**WORK TO DO**:
In the listing that follows, how many lines contain the string "Prevalence"? Provide only the number.

[START OF EXTRACTED INFORMATION]

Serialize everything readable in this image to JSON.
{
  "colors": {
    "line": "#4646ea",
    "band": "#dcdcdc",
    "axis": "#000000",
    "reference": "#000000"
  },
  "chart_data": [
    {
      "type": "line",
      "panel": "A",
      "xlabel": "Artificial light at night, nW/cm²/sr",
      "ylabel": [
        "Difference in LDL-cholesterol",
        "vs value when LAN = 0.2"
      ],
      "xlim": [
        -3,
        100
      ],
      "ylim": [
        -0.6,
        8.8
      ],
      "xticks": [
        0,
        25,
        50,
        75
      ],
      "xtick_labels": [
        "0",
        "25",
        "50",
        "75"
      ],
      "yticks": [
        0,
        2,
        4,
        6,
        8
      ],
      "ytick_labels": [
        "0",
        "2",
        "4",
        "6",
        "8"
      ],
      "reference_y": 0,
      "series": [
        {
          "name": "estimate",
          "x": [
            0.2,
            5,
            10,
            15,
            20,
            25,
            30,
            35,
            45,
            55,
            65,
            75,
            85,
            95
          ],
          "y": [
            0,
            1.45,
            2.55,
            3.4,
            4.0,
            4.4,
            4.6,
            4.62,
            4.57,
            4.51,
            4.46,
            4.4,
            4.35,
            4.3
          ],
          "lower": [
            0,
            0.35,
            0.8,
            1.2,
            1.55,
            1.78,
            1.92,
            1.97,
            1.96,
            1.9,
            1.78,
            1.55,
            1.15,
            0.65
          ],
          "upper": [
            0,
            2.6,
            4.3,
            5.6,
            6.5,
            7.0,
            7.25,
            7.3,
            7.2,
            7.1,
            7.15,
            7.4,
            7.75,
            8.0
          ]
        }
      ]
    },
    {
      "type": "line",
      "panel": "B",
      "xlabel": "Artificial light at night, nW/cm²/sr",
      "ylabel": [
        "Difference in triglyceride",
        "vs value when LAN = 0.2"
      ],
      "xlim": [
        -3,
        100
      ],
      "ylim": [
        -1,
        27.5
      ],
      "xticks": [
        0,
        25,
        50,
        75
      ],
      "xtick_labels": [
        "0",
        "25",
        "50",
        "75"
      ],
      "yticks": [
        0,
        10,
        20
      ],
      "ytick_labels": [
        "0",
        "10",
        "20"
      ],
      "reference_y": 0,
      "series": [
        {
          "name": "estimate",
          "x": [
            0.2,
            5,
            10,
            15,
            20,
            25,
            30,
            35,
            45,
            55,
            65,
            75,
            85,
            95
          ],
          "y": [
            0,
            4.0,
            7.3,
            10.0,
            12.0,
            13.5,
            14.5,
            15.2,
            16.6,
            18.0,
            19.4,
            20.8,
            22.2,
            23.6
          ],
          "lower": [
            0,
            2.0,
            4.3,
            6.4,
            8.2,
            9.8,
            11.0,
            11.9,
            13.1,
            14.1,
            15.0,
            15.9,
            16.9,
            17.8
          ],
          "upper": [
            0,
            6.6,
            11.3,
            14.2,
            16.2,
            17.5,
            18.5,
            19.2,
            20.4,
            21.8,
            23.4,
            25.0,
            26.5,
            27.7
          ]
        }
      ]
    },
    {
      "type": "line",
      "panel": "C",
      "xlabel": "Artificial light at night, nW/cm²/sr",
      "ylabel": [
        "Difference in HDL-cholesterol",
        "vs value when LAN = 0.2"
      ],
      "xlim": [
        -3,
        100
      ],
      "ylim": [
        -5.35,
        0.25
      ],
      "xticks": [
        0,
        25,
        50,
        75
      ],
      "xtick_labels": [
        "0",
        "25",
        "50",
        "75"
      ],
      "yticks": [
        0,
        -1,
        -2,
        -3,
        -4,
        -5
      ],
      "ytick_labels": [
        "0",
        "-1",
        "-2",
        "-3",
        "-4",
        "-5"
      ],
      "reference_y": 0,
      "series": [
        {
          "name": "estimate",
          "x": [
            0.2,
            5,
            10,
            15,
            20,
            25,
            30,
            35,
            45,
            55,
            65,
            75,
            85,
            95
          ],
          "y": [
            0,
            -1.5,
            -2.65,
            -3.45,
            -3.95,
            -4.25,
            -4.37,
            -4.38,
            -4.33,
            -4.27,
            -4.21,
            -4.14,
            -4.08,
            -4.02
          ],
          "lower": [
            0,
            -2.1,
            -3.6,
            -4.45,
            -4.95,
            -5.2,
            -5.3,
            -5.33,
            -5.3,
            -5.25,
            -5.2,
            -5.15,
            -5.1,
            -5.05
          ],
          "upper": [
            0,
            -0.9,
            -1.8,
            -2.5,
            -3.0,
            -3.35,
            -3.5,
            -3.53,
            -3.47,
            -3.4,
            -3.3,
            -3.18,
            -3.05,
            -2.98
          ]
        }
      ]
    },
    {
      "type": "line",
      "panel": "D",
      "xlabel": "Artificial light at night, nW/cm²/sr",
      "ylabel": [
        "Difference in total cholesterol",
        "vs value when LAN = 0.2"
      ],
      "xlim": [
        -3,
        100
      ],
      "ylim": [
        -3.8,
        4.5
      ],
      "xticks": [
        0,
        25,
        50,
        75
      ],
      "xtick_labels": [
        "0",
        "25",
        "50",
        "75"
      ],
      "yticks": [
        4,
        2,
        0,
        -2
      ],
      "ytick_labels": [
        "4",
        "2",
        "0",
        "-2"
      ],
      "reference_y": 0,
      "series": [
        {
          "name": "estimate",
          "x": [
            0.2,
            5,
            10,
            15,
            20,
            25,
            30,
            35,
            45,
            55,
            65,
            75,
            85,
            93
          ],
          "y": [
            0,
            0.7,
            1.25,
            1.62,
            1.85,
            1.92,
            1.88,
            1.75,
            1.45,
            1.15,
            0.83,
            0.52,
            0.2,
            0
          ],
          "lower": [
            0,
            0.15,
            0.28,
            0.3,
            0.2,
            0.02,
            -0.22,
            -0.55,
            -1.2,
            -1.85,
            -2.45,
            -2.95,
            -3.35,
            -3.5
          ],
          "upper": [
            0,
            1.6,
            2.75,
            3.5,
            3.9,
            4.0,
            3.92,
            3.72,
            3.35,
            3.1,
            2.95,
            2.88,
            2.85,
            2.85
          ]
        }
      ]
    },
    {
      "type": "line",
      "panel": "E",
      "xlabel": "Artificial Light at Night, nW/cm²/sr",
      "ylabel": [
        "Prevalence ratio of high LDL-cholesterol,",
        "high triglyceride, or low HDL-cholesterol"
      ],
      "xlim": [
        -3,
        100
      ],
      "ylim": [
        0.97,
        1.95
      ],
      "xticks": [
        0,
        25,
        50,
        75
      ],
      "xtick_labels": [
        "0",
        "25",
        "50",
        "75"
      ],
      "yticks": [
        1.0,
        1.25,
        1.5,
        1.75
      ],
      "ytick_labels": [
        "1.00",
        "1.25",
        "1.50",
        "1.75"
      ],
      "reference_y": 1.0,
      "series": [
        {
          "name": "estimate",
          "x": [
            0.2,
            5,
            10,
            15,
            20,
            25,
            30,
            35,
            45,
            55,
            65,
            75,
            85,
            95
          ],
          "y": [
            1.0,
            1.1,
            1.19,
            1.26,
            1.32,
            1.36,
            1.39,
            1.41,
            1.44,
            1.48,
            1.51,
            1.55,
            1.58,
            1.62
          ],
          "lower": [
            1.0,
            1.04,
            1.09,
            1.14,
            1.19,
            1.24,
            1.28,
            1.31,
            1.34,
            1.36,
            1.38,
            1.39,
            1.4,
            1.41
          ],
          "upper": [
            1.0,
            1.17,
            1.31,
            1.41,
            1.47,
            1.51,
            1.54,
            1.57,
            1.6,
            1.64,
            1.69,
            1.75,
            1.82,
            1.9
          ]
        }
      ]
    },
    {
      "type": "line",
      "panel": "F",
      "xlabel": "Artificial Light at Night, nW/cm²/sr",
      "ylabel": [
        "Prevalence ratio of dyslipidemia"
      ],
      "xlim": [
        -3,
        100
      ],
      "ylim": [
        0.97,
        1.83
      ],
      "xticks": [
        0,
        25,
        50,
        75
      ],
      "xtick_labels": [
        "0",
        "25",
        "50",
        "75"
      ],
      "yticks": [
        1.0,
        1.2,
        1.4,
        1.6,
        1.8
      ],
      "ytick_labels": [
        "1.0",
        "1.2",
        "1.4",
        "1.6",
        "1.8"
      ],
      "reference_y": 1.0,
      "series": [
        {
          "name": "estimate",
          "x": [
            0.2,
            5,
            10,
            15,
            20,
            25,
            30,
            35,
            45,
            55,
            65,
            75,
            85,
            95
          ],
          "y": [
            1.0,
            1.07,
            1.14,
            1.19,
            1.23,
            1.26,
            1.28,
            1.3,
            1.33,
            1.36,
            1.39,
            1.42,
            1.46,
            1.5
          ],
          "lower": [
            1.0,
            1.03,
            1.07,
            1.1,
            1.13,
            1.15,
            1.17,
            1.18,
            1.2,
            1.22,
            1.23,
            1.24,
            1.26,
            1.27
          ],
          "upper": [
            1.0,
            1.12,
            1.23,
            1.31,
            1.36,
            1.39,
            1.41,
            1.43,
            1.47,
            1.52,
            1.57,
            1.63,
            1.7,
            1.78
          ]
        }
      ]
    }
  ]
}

[END OF EXTRACTED INFORMATION]

**ANSWER TO THIS PROBLEM**:
2